# [INSTRUCTIONS FOR THE TASK]
Set the listing down again exactly, please, apart from its pictures.

(Saved entries)
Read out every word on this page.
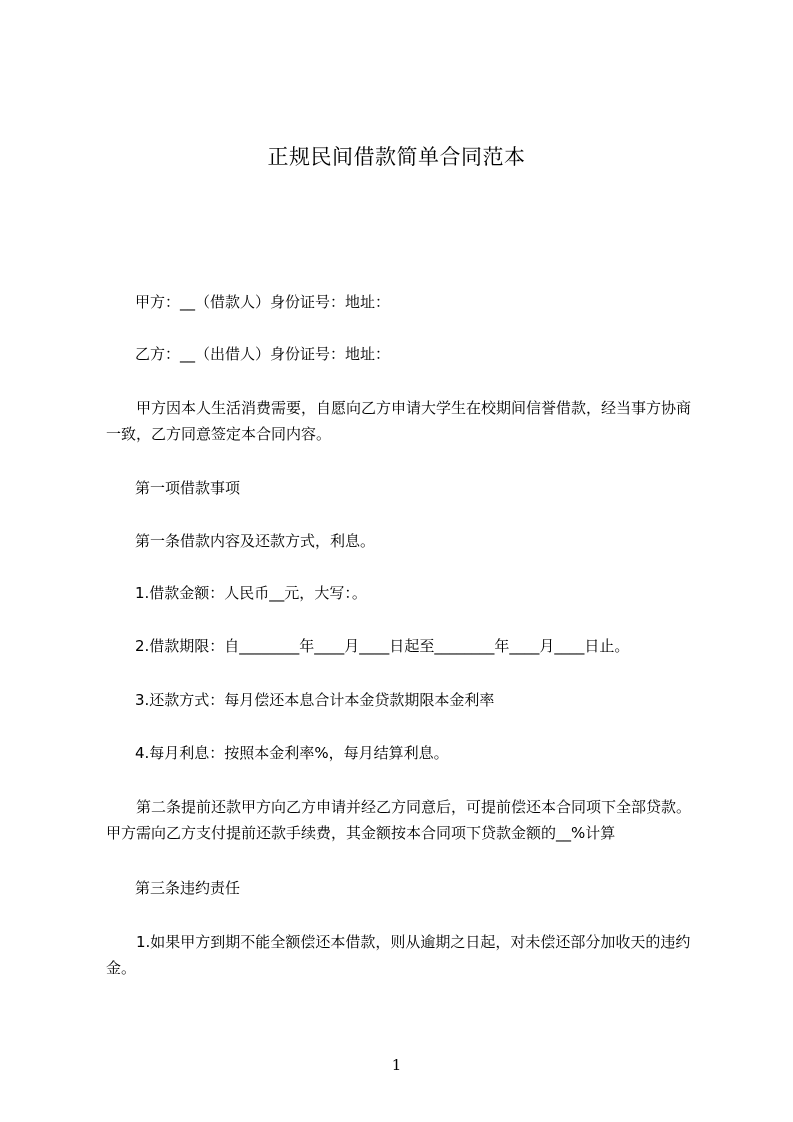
正规民间借款简单合同范本

甲方：__（借款人）身份证号：地址：

乙方：__（出借人）身份证号：地址：

　　甲方因本人生活消费需要，自愿向乙方申请大学生在校期间信誉借款，经当事方协商一致，乙方同意签定本合同内容。

第一项借款事项

第一条借款内容及还款方式，利息。

1.借款金额：人民币__元，大写：。

2.借款期限：自________年____月____日起至________年____月____日止。

3.还款方式：每月偿还本息合计本金贷款期限本金利率

4.每月利息：按照本金利率%，每月结算利息。

　　第二条提前还款甲方向乙方申请并经乙方同意后，可提前偿还本合同项下全部贷款。甲方需向乙方支付提前还款手续费，其金额按本合同项下贷款金额的__%计算

第三条违约责任

　　1.如果甲方到期不能全额偿还本借款，则从逾期之日起，对未偿还部分加收天的违约金。

1
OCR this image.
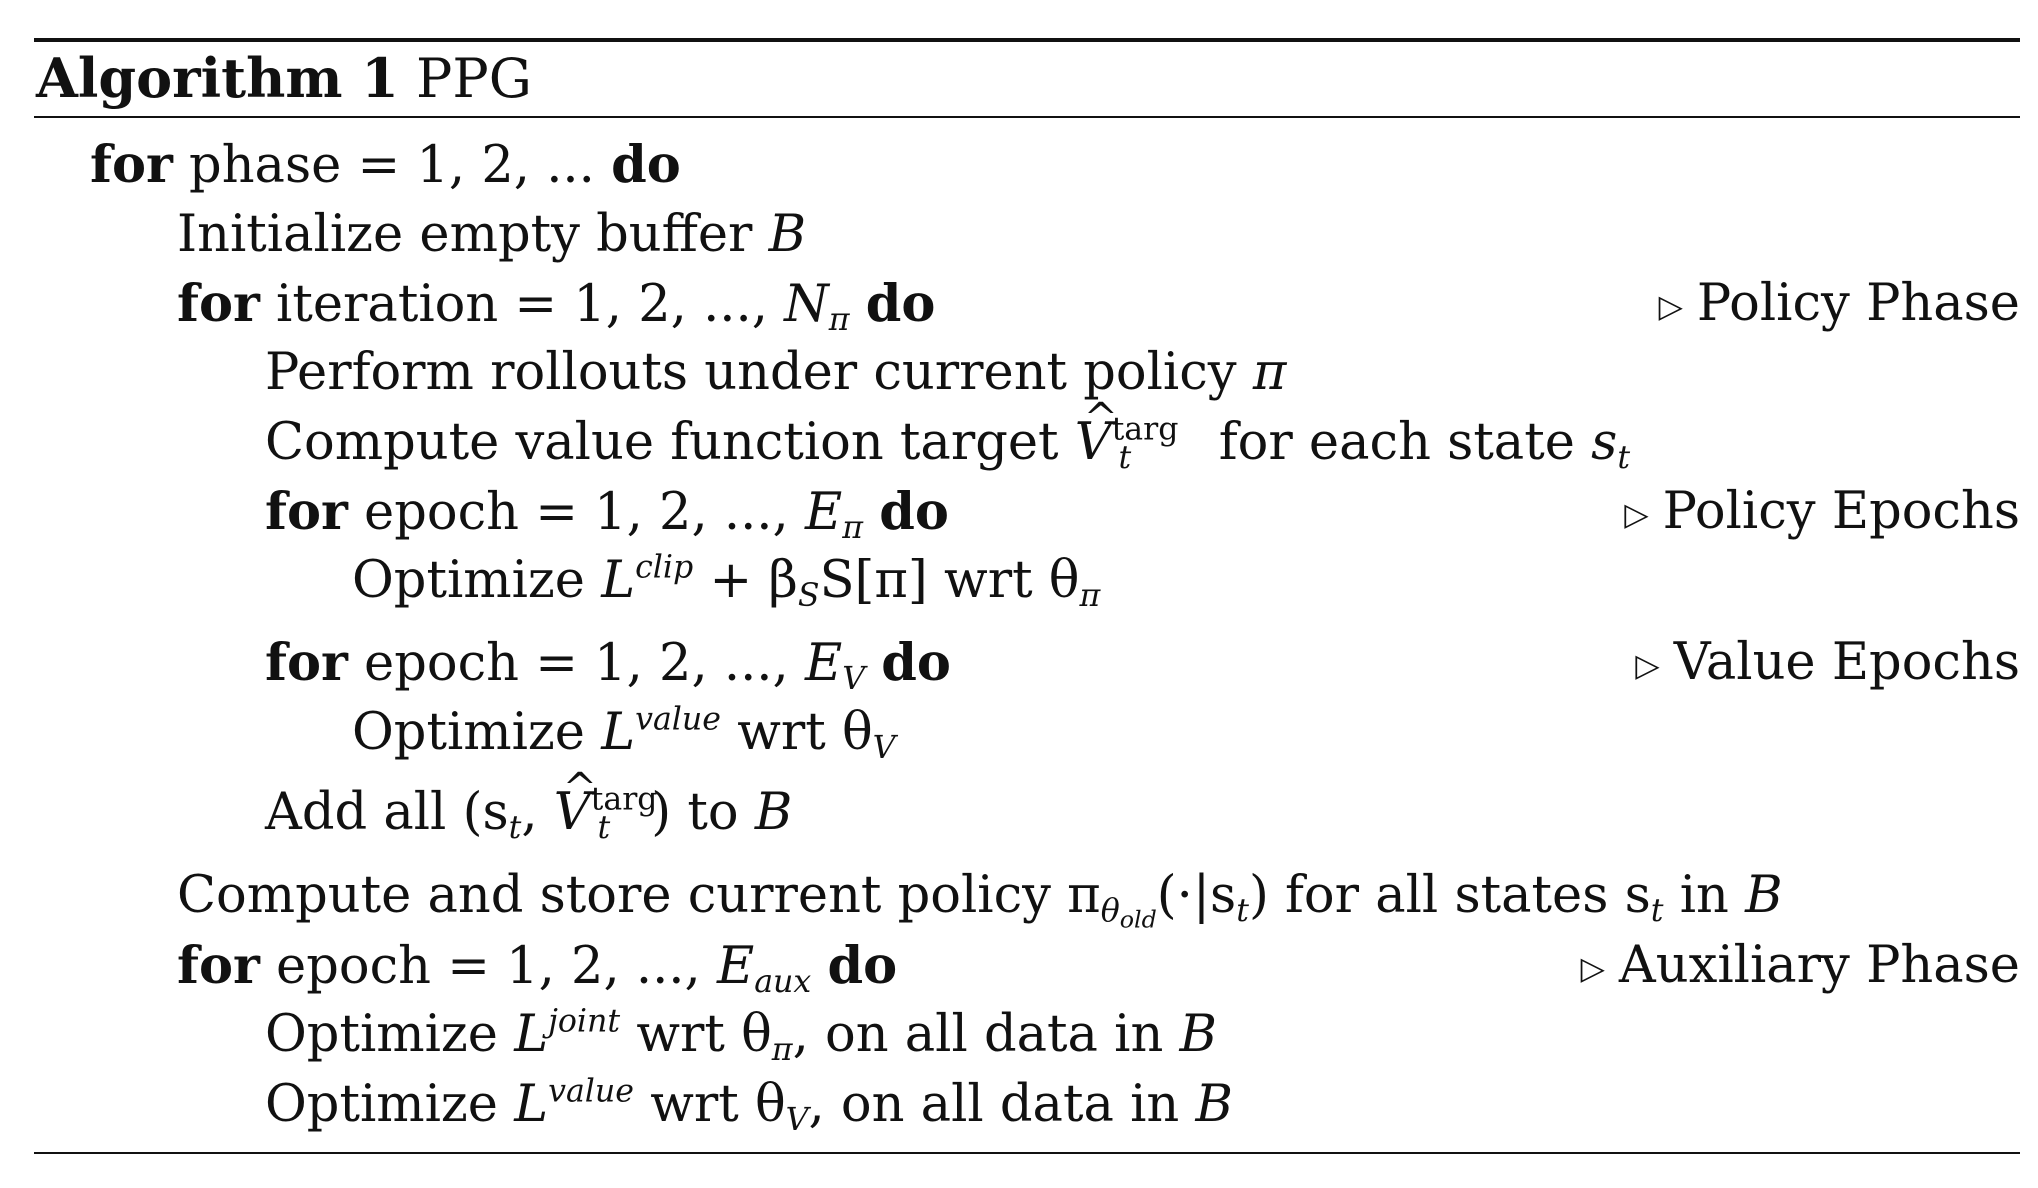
Algorithm 1 PPG
for phase = 1, 2, ... do
Initialize empty buffer B
for iteration = 1, 2, ..., $N_\pi$ do	▷ Policy Phase
Perform rollouts under current policy π
Compute value function target ^ $V^{targ}_t$ for each state $s_t$
for epoch = 1, 2, ..., $E_\pi$ do	▷ Policy Epochs
Optimize $L^{clip} + \beta_SS[\pi]$ wrt $\theta_\pi$
for epoch = 1, 2, ..., $E_V$ do	▷ Value Epochs
Optimize $L^{value}$ wrt $\theta_V$
Add all ($s_t$, ^ $V^{targ}_t$ ) to B
Compute and store current policy $\pi_{\theta_{old}}(\cdot|s_t)$ for all states $s_t$ in B
for epoch = 1, 2, ..., $E_{aux}$ do	▷ Auxiliary Phase
Optimize $L^{joint}$ wrt $\theta_\pi$, on all data in B
Optimize $L^{value}$ wrt $\theta_V$, on all data in B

# [TASK OUTPUT]
Read out every word on this page.
正规民间借款简单合同范本

甲方：__（借款人）身份证号：地址：

乙方：__（出借人）身份证号：地址：

　　甲方因本人生活消费需要，自愿向乙方申请大学生在校期间信誉借款，经当事方协商一致，乙方同意签定本合同内容。

第一项借款事项

第一条借款内容及还款方式，利息。

1.借款金额：人民币__元，大写：。

2.借款期限：自________年____月____日起至________年____月____日止。

3.还款方式：每月偿还本息合计本金贷款期限本金利率

4.每月利息：按照本金利率%，每月结算利息。

　　第二条提前还款甲方向乙方申请并经乙方同意后，可提前偿还本合同项下全部贷款。甲方需向乙方支付提前还款手续费，其金额按本合同项下贷款金额的__%计算

第三条违约责任

　　1.如果甲方到期不能全额偿还本借款，则从逾期之日起，对未偿还部分加收天的违约金。

1
OCR this image.
Algorithm 1 PPG
for phase = 1, 2, ... do
Initialize empty buffer B
for iteration = 1, 2, ..., $N_\pi$ do	▷ Policy Phase
Perform rollouts under current policy π
Compute value function target ^ $V^{targ}_t$ for each state $s_t$
for epoch = 1, 2, ..., $E_\pi$ do	▷ Policy Epochs
Optimize $L^{clip} + \beta_SS[\pi]$ wrt $\theta_\pi$
for epoch = 1, 2, ..., $E_V$ do	▷ Value Epochs
Optimize $L^{value}$ wrt $\theta_V$
Add all ($s_t$, ^ $V^{targ}_t$ ) to B
Compute and store current policy $\pi_{\theta_{old}}(\cdot|s_t)$ for all states $s_t$ in B
for epoch = 1, 2, ..., $E_{aux}$ do	▷ Auxiliary Phase
Optimize $L^{joint}$ wrt $\theta_\pi$, on all data in B
Optimize $L^{value}$ wrt $\theta_V$, on all data in B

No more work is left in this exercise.